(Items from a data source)

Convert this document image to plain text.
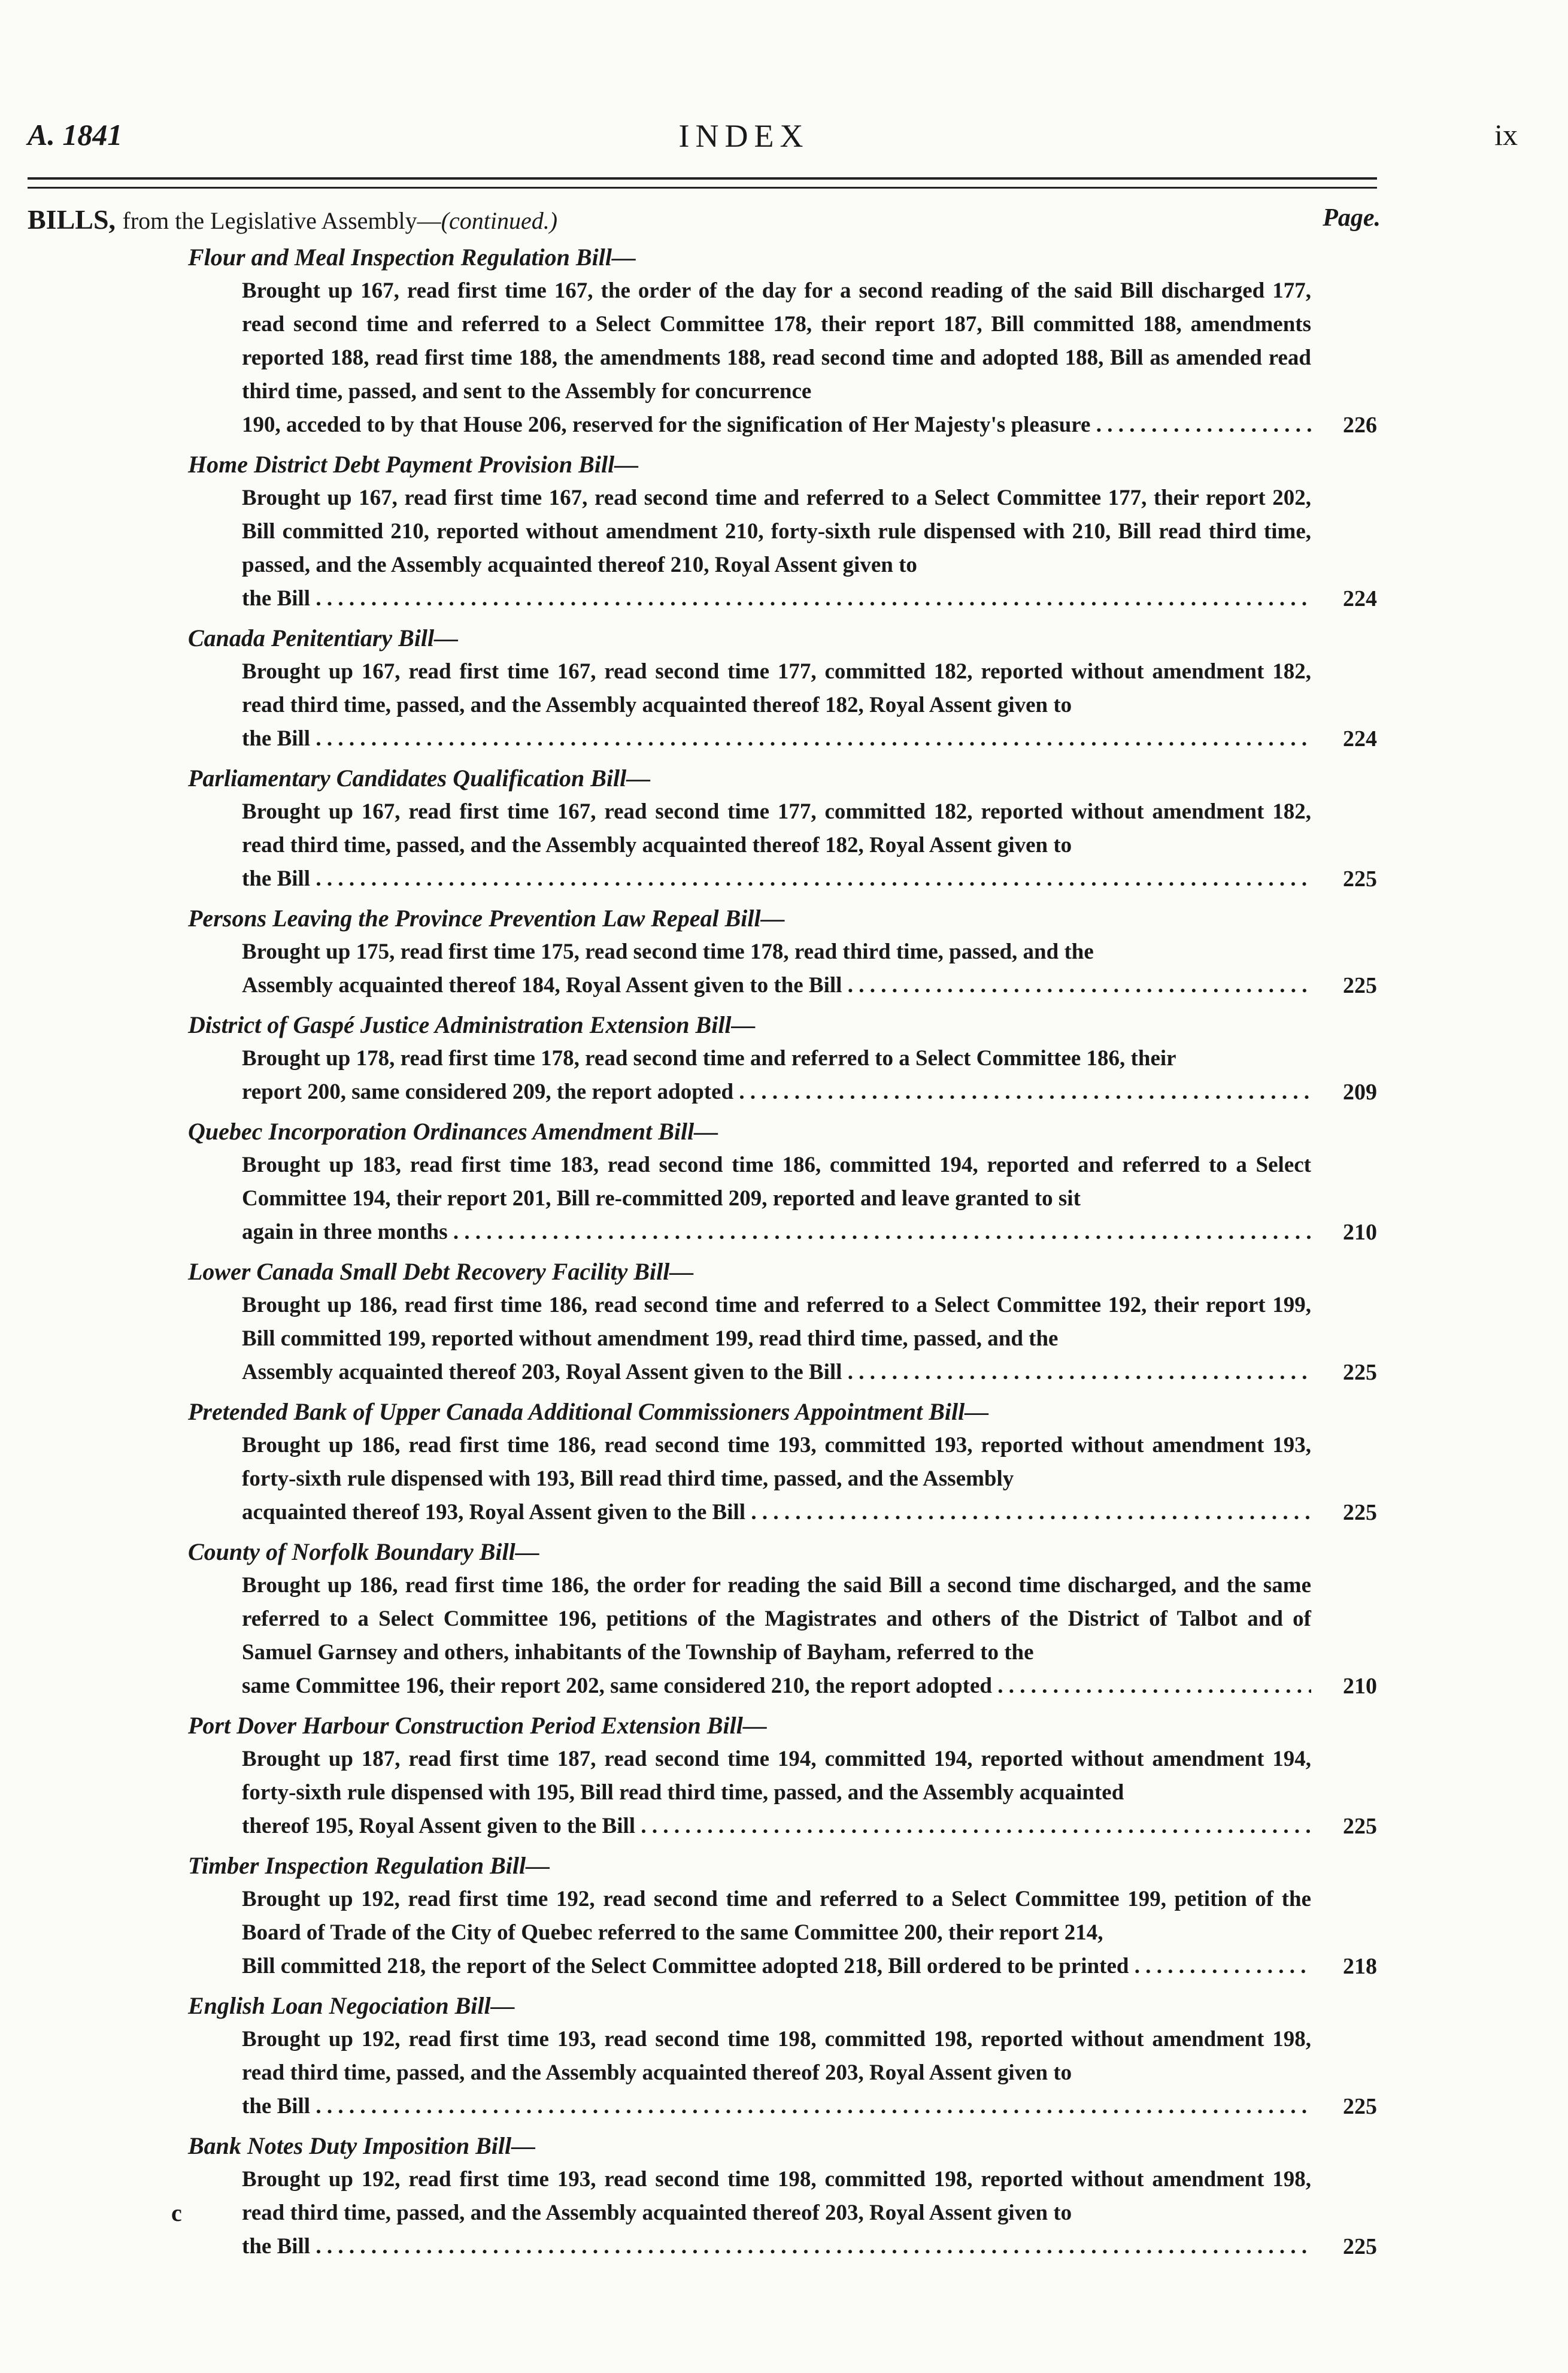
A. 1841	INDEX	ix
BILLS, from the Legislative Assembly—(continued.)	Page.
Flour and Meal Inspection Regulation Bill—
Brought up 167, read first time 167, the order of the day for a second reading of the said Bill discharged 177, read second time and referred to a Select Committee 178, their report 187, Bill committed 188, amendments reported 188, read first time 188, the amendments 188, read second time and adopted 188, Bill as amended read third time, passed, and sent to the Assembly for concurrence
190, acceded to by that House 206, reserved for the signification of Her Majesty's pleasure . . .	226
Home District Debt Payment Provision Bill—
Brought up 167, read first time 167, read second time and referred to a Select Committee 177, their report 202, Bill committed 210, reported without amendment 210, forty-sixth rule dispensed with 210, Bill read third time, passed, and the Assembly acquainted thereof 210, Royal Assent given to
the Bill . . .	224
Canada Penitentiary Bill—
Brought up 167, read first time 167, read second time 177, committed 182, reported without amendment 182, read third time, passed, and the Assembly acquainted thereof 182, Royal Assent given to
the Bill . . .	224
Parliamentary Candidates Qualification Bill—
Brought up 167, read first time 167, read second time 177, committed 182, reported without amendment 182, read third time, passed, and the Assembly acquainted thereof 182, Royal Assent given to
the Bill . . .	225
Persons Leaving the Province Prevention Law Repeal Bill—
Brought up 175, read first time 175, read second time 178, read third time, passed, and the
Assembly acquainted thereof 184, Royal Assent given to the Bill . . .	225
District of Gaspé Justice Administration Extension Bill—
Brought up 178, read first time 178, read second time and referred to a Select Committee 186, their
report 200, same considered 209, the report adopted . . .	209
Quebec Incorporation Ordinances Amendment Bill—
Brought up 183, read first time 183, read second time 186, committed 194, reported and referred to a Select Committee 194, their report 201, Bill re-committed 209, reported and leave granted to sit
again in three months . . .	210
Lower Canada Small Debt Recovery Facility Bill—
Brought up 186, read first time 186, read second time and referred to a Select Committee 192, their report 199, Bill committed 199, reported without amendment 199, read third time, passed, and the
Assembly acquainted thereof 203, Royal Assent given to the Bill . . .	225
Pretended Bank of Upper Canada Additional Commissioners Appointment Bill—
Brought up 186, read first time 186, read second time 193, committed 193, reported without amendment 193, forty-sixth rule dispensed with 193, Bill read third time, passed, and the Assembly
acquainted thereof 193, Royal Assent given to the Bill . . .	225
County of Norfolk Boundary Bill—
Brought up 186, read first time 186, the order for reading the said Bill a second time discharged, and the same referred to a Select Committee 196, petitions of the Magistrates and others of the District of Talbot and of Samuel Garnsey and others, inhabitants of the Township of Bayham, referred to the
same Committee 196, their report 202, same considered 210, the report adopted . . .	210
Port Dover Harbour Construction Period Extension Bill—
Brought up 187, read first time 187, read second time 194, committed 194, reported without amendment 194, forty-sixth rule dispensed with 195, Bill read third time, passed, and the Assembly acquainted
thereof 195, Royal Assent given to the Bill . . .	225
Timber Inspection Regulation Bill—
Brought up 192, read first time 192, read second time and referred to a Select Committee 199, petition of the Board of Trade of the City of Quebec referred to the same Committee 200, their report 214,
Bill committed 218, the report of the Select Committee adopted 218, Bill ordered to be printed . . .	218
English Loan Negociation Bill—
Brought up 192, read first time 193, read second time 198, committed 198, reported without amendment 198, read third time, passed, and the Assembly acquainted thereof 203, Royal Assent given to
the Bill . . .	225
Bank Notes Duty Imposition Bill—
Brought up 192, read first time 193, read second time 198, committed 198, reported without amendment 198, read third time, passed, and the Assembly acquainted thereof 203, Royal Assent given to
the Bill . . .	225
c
--
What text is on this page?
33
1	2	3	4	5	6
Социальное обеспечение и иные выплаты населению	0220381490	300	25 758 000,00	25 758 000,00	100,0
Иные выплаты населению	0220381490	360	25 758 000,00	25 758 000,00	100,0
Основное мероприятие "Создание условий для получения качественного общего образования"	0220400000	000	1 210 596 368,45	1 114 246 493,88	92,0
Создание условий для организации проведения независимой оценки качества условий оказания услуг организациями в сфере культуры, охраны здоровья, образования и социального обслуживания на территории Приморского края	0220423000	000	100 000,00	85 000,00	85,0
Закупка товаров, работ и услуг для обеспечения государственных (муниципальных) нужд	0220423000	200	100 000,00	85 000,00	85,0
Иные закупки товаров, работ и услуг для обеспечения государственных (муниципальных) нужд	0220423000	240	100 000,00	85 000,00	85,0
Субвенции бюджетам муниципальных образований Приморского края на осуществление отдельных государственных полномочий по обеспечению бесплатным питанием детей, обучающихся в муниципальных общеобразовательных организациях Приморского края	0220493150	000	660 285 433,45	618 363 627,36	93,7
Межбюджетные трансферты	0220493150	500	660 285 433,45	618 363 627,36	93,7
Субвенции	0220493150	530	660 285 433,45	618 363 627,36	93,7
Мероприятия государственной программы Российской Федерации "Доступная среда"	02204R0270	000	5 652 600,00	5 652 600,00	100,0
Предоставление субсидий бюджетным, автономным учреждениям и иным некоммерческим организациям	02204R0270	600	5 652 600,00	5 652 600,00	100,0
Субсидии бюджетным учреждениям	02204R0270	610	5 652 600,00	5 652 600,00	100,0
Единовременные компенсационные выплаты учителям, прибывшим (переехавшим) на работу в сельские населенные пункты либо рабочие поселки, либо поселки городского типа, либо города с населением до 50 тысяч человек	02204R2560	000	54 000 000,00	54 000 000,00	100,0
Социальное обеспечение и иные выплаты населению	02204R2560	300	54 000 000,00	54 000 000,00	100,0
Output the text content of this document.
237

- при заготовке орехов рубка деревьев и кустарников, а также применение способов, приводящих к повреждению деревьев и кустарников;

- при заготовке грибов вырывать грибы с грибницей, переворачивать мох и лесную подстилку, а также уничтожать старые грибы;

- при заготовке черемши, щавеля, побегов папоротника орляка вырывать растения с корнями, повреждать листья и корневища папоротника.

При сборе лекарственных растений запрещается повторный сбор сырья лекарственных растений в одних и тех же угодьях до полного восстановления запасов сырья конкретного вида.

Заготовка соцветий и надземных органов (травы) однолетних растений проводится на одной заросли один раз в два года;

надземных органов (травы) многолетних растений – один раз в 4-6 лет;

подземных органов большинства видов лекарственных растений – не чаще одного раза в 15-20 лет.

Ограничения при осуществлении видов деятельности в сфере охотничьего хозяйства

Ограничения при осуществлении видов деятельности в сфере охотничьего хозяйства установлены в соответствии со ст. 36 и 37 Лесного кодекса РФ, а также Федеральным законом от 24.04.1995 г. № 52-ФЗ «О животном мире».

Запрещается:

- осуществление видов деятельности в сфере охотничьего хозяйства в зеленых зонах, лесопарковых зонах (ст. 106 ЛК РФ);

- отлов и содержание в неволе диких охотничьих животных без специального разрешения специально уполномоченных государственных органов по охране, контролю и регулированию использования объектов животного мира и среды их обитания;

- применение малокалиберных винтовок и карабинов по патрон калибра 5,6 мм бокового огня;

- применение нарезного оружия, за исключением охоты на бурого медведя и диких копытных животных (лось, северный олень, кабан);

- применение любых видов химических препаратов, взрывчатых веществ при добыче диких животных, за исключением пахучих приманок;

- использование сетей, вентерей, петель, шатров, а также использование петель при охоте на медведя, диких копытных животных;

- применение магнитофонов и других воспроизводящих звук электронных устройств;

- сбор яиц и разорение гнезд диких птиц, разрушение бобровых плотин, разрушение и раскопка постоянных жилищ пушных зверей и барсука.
==
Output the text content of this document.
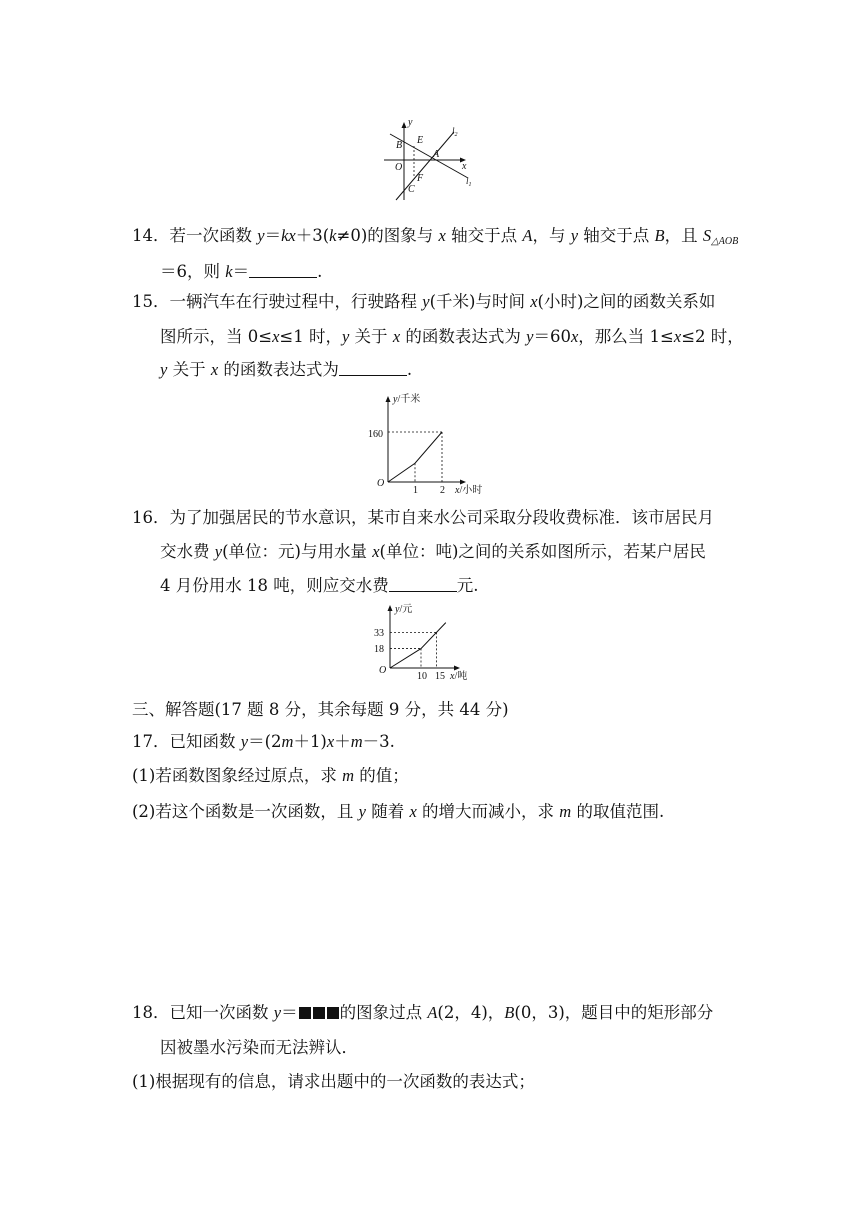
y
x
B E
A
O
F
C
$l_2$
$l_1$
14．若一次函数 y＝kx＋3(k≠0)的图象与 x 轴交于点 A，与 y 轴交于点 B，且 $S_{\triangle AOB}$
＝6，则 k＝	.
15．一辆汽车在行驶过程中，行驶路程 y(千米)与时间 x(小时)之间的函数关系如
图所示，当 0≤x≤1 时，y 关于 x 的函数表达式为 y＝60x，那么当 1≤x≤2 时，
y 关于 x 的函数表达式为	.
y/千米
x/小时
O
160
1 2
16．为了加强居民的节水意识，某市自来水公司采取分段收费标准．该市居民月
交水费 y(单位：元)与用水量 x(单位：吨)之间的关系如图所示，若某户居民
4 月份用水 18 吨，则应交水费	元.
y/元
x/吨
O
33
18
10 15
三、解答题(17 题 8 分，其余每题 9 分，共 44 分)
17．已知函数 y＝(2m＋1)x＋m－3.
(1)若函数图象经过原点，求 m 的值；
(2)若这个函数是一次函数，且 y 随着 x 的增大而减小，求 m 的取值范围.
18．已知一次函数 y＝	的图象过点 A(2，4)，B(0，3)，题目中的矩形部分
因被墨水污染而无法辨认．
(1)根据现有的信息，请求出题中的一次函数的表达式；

## CHALLENGE
Extract all lines containing the word "осуществлении".

## RIGHT ANSWER
Ограничения при осуществлении видов деятельности в сфере охотничьего хозяйства
Ограничения при осуществлении видов деятельности в сфере охотничьего хозяйства установлены в соответствии со ст. 36 и 37 Лесного кодекса РФ, а также Федеральным законом от 24.04.1995 г. № 52-ФЗ «О животном мире».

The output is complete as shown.